*** Information supplied
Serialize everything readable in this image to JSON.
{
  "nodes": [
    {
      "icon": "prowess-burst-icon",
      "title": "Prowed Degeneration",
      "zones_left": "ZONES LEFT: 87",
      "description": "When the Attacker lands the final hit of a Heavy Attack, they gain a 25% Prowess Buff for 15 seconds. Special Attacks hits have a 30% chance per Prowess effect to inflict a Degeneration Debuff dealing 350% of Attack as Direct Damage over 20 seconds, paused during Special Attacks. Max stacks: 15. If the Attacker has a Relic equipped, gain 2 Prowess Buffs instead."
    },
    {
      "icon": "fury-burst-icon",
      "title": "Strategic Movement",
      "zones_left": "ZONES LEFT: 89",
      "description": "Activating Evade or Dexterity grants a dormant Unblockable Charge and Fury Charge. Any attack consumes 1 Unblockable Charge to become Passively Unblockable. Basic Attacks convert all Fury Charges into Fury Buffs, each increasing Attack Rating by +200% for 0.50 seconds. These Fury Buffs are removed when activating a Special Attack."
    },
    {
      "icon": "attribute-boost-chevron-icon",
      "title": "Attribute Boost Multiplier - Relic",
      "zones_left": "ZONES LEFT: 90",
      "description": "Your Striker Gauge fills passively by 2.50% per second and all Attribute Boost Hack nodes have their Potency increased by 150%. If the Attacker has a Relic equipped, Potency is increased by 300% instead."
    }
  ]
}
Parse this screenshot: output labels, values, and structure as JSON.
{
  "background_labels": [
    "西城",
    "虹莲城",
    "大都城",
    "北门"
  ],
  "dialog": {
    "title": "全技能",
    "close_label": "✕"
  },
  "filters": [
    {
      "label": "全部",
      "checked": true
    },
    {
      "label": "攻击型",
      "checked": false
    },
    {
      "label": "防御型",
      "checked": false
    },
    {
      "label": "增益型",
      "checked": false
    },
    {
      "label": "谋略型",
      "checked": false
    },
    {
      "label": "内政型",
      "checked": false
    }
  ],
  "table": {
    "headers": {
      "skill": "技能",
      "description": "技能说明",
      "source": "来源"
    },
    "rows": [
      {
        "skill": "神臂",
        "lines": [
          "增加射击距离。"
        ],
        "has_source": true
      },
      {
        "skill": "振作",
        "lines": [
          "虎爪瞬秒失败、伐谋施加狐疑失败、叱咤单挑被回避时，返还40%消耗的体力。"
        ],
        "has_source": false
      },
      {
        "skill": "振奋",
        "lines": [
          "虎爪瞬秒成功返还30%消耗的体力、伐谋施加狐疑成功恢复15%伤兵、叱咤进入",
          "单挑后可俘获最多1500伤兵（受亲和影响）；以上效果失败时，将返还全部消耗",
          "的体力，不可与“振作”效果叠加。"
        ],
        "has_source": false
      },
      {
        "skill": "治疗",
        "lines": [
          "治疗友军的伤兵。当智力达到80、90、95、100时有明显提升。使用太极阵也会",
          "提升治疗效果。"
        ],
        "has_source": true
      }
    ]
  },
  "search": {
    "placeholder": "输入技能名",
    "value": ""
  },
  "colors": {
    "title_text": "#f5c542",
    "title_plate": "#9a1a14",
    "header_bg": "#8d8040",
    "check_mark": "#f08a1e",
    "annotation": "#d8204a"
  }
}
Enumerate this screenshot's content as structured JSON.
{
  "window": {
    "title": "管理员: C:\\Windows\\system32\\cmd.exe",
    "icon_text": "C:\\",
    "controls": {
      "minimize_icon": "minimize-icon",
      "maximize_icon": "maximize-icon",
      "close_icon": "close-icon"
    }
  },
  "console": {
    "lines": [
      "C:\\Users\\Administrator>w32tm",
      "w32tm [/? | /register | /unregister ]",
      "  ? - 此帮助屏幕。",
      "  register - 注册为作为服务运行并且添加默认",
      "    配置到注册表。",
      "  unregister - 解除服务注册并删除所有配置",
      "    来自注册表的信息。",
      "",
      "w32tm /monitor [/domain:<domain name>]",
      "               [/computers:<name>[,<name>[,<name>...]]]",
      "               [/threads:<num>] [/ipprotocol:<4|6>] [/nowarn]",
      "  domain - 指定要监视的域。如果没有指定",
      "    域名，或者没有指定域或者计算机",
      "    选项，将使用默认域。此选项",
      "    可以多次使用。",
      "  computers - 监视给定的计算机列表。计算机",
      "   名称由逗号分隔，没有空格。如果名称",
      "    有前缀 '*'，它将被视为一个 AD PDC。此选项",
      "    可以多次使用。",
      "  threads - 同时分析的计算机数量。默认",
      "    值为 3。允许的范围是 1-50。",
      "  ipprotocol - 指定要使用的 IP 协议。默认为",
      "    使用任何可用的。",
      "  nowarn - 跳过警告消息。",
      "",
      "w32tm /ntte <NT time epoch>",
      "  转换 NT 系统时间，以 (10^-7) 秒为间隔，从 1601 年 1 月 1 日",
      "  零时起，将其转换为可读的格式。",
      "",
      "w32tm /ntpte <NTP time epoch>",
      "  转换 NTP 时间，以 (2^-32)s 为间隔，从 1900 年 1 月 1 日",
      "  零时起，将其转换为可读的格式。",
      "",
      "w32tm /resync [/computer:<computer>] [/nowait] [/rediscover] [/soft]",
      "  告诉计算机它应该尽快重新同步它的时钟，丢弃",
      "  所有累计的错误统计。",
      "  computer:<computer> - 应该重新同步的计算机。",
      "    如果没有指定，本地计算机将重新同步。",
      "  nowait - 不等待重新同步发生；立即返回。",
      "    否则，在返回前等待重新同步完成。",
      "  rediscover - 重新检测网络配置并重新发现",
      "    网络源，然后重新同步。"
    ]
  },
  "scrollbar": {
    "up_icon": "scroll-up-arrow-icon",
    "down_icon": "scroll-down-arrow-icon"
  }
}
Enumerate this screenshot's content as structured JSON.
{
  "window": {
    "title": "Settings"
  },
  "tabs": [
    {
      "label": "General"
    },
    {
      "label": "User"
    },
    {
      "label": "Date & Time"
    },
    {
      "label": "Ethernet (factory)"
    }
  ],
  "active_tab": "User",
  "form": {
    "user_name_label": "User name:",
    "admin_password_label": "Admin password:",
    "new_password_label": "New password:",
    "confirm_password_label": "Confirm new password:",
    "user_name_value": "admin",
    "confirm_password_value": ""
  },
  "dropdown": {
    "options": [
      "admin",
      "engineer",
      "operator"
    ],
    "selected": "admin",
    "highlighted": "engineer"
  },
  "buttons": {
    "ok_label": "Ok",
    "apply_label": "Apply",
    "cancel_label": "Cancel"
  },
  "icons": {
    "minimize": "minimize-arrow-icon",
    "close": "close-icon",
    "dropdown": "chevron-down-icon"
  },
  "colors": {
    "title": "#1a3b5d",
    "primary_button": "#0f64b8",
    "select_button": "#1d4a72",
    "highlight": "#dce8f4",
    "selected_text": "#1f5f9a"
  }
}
******
* **Stated exercise**
Determine how many of the lines above hold the word "nowait", and output that number by itself.

* **Full answer**
2